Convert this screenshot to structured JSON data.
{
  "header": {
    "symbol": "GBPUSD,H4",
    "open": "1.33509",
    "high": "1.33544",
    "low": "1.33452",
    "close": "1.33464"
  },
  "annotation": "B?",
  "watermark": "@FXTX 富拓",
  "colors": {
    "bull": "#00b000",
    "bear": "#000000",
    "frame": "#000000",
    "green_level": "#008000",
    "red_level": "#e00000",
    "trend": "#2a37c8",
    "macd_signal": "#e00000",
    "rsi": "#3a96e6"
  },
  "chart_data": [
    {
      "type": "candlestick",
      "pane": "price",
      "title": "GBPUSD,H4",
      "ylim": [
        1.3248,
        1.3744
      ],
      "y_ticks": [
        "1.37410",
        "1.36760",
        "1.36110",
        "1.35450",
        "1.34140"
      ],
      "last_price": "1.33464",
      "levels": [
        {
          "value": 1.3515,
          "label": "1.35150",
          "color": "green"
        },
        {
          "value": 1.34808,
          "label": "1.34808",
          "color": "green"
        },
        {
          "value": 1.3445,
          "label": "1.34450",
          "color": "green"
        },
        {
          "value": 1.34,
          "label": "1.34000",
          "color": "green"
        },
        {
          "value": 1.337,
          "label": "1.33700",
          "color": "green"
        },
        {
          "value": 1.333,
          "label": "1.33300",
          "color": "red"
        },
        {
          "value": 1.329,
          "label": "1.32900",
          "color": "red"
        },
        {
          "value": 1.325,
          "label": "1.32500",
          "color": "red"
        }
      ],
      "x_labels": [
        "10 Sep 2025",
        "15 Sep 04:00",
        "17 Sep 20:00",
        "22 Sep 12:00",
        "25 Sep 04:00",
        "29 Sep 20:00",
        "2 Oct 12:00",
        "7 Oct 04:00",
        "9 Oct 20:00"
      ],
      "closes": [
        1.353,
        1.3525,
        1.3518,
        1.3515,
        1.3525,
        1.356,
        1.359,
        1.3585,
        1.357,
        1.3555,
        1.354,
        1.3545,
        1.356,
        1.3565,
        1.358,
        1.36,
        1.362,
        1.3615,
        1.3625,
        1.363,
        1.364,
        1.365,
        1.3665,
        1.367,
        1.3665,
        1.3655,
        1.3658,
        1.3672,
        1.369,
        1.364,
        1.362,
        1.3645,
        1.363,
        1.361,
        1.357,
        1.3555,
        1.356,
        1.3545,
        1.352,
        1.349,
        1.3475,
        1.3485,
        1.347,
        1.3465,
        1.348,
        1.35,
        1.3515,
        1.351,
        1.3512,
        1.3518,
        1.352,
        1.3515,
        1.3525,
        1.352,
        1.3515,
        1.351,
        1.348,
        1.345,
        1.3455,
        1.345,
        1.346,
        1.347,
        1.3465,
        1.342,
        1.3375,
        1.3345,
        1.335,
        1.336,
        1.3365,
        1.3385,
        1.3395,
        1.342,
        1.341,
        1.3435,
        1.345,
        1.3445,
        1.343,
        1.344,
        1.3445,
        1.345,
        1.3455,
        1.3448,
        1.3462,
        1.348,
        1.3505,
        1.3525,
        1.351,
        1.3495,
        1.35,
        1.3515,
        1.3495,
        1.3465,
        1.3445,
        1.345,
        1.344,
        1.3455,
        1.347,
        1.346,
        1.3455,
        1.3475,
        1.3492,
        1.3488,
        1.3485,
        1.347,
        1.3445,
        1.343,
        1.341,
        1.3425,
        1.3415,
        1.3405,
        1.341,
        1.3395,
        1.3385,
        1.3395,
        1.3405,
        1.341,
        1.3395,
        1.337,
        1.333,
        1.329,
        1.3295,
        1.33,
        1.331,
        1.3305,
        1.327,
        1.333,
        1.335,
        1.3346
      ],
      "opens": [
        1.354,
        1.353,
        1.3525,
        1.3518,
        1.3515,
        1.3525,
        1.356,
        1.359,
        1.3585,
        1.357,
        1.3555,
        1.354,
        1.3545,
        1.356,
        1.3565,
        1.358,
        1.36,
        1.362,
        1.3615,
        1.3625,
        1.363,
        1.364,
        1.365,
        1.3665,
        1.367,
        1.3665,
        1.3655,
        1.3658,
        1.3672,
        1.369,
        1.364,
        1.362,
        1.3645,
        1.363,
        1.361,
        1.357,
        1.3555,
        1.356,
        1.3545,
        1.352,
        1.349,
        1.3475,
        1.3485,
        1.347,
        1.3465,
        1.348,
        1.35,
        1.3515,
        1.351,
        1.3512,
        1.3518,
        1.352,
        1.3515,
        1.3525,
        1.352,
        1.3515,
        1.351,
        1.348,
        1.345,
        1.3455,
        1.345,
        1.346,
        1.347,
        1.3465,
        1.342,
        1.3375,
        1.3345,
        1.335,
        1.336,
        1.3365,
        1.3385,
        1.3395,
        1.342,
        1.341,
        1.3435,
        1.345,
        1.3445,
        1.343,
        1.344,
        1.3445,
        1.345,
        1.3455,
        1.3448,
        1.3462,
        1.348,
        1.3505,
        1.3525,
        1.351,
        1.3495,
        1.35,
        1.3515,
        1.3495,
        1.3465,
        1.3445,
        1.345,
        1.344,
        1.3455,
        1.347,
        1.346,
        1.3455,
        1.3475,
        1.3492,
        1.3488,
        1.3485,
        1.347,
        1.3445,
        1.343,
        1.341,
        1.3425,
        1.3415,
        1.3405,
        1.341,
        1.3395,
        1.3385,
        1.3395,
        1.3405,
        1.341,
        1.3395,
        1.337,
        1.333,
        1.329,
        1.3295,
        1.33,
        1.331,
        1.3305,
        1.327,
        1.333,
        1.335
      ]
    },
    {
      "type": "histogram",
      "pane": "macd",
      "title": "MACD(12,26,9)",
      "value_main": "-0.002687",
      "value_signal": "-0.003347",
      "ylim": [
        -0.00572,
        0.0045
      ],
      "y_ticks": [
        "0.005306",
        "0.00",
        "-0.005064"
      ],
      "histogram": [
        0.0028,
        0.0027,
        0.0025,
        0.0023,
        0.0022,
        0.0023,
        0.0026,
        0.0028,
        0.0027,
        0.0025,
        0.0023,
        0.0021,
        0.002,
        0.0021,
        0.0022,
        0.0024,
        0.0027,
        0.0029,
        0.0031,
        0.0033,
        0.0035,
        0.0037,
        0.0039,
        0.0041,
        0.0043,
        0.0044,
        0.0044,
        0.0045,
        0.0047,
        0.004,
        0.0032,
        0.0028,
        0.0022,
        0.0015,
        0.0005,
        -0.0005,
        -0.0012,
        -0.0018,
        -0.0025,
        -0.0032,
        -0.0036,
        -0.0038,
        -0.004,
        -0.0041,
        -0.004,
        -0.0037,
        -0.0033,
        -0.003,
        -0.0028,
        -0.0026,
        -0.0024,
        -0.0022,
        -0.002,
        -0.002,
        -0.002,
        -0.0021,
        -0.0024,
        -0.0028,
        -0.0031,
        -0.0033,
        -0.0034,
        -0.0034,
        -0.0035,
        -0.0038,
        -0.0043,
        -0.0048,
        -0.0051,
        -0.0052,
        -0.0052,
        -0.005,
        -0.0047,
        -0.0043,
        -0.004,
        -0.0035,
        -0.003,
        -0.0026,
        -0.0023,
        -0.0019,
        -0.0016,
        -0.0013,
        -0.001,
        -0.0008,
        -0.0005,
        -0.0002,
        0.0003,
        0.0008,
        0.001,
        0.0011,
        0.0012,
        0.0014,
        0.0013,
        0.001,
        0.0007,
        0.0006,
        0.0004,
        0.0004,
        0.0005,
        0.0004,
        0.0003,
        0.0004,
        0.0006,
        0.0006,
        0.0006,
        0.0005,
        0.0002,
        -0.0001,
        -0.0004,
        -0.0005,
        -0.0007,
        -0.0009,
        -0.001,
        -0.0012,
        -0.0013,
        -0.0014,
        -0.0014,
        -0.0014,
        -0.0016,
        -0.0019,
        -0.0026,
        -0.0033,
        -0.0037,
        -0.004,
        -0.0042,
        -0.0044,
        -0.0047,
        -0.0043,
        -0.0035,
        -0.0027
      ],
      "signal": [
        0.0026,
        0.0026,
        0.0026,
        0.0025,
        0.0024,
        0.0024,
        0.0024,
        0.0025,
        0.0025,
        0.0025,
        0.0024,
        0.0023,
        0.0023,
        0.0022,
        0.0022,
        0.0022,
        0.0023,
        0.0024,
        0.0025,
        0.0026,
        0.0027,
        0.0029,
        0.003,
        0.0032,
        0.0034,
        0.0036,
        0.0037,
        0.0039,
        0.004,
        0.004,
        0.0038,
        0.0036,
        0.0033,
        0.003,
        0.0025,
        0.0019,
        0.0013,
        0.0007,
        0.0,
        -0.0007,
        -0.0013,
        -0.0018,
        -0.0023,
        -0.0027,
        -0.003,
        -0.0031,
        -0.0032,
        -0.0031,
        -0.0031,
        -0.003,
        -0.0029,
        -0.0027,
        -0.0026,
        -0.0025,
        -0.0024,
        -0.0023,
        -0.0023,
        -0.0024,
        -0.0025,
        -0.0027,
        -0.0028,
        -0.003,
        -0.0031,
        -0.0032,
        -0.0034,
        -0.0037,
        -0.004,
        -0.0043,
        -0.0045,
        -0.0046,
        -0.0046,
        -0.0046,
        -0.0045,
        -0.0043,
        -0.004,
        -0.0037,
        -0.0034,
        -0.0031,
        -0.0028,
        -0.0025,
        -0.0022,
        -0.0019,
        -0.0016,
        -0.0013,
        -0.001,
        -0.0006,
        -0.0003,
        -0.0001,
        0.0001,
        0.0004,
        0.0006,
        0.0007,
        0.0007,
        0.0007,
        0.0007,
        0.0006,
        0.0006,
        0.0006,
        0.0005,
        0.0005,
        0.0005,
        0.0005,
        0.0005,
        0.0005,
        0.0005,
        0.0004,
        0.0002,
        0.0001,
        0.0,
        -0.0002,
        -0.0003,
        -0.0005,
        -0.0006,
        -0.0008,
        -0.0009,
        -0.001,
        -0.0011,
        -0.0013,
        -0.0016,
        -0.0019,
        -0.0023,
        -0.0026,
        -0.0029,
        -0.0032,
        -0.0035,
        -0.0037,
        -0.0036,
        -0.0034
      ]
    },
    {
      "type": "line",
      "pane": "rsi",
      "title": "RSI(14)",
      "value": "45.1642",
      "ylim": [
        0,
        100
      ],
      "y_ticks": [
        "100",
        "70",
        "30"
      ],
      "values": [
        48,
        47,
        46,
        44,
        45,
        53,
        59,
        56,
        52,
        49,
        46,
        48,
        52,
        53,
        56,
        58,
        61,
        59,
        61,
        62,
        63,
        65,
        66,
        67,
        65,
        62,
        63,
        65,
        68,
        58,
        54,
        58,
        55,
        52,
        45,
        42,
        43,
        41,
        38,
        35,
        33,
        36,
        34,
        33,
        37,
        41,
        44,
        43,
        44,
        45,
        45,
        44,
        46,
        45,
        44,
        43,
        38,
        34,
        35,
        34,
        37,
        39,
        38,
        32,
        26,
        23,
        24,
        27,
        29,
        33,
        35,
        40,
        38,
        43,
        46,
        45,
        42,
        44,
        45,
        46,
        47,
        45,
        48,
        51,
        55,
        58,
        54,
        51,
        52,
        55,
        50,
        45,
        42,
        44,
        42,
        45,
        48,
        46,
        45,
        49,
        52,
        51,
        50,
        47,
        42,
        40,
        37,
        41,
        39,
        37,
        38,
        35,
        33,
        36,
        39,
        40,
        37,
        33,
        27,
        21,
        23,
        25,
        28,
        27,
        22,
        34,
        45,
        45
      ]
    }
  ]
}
========================
* _Goal_
Pick every line with "type" in it and copy it.

* _Full answer_
      "type": "candlestick",
      "type": "histogram",
      "type": "line",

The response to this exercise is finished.